● **What is needed**:
Go through the listing below and gather every line with the word "CAGR".

Extracted data entries
-- Start --

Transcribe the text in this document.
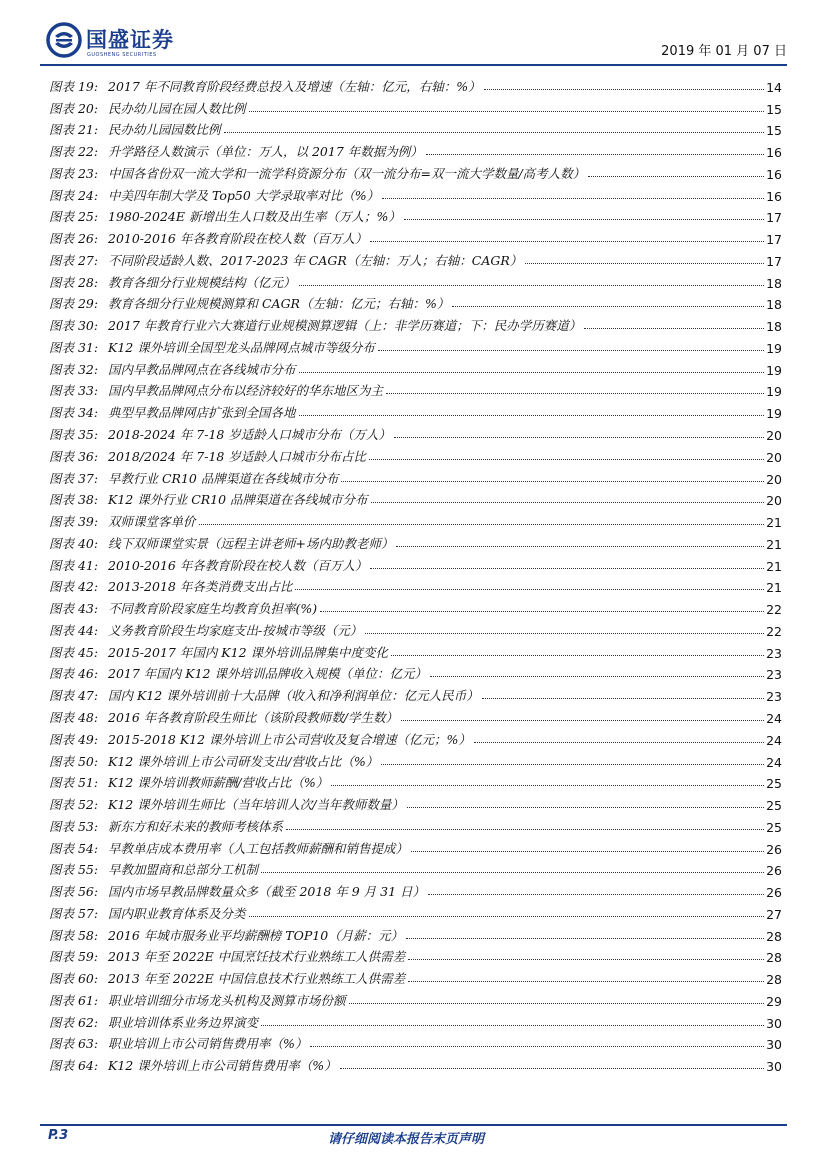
国盛证券
GUOSHENG SECURITIES	2019 年 01 月 07 日
图表 19: 2017 年不同教育阶段经费总投入及增速（左轴：亿元，右轴：%）	14
图表 20: 民办幼儿园在园人数比例	15
图表 21: 民办幼儿园园数比例	15
图表 22: 升学路径人数演示（单位：万人，以 2017 年数据为例）	16
图表 23: 中国各省份双一流大学和一流学科资源分布（双一流分布=双一流大学数量/高考人数）	16
图表 24: 中美四年制大学及 Top50 大学录取率对比（%）	16
图表 25: 1980-2024E 新增出生人口数及出生率（万人；%）	17
图表 26: 2010-2016 年各教育阶段在校人数（百万人）	17
图表 27: 不同阶段适龄人数、2017-2023 年 CAGR（左轴：万人；右轴：CAGR）	17
图表 28: 教育各细分行业规模结构（亿元）	18
图表 29: 教育各细分行业规模测算和 CAGR（左轴：亿元；右轴：%）	18
图表 30: 2017 年教育行业六大赛道行业规模测算逻辑（上：非学历赛道；下：民办学历赛道）	18
图表 31: K12 课外培训全国型龙头品牌网点城市等级分布	19
图表 32: 国内早教品牌网点在各线城市分布	19
图表 33: 国内早教品牌网点分布以经济较好的华东地区为主	19
图表 34: 典型早教品牌网店扩张到全国各地	19
图表 35: 2018-2024 年 7-18 岁适龄人口城市分布（万人）	20
图表 36: 2018/2024 年 7-18 岁适龄人口城市分布占比	20
图表 37: 早教行业 CR10 品牌渠道在各线城市分布	20
图表 38: K12 课外行业 CR10 品牌渠道在各线城市分布	20
图表 39: 双师课堂客单价	21
图表 40: 线下双师课堂实景（远程主讲老师+场内助教老师）	21
图表 41: 2010-2016 年各教育阶段在校人数（百万人）	21
图表 42: 2013-2018 年各类消费支出占比	21
图表 43: 不同教育阶段家庭生均教育负担率(%)	22
图表 44: 义务教育阶段生均家庭支出-按城市等级（元）	22
图表 45: 2015-2017 年国内 K12 课外培训品牌集中度变化	23
图表 46: 2017 年国内 K12 课外培训品牌收入规模（单位：亿元）	23
图表 47: 国内 K12 课外培训前十大品牌（收入和净利润单位：亿元人民币）	23
图表 48: 2016 年各教育阶段生师比（该阶段教师数/学生数）	24
图表 49: 2015-2018 K12 课外培训上市公司营收及复合增速（亿元；%）	24
图表 50: K12 课外培训上市公司研发支出/营收占比（%）	24
图表 51: K12 课外培训教师薪酬/营收占比（%）	25
图表 52: K12 课外培训生师比（当年培训人次/当年教师数量）	25
图表 53: 新东方和好未来的教师考核体系	25
图表 54: 早教单店成本费用率（人工包括教师薪酬和销售提成）	26
图表 55: 早教加盟商和总部分工机制	26
图表 56: 国内市场早教品牌数量众多（截至 2018 年 9 月 31 日）	26
图表 57: 国内职业教育体系及分类	27
图表 58: 2016 年城市服务业平均薪酬榜 TOP10（月薪：元）	28
图表 59: 2013 年至 2022E 中国烹饪技术行业熟练工人供需差	28
图表 60: 2013 年至 2022E 中国信息技术行业熟练工人供需差	28
图表 61: 职业培训细分市场龙头机构及测算市场份额	29
图表 62: 职业培训体系业务边界演变	30
图表 63: 职业培训上市公司销售费用率（%）	30
图表 64: K12 课外培训上市公司销售费用率（%）	30
P.3	请仔细阅读本报告末页声明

-- End --

● **Finished answer**:
图表 27: 不同阶段适龄人数、2017-2023 年 CAGR（左轴：万人；右轴：CAGR）	17
图表 29: 教育各细分行业规模测算和 CAGR（左轴：亿元；右轴：%）	18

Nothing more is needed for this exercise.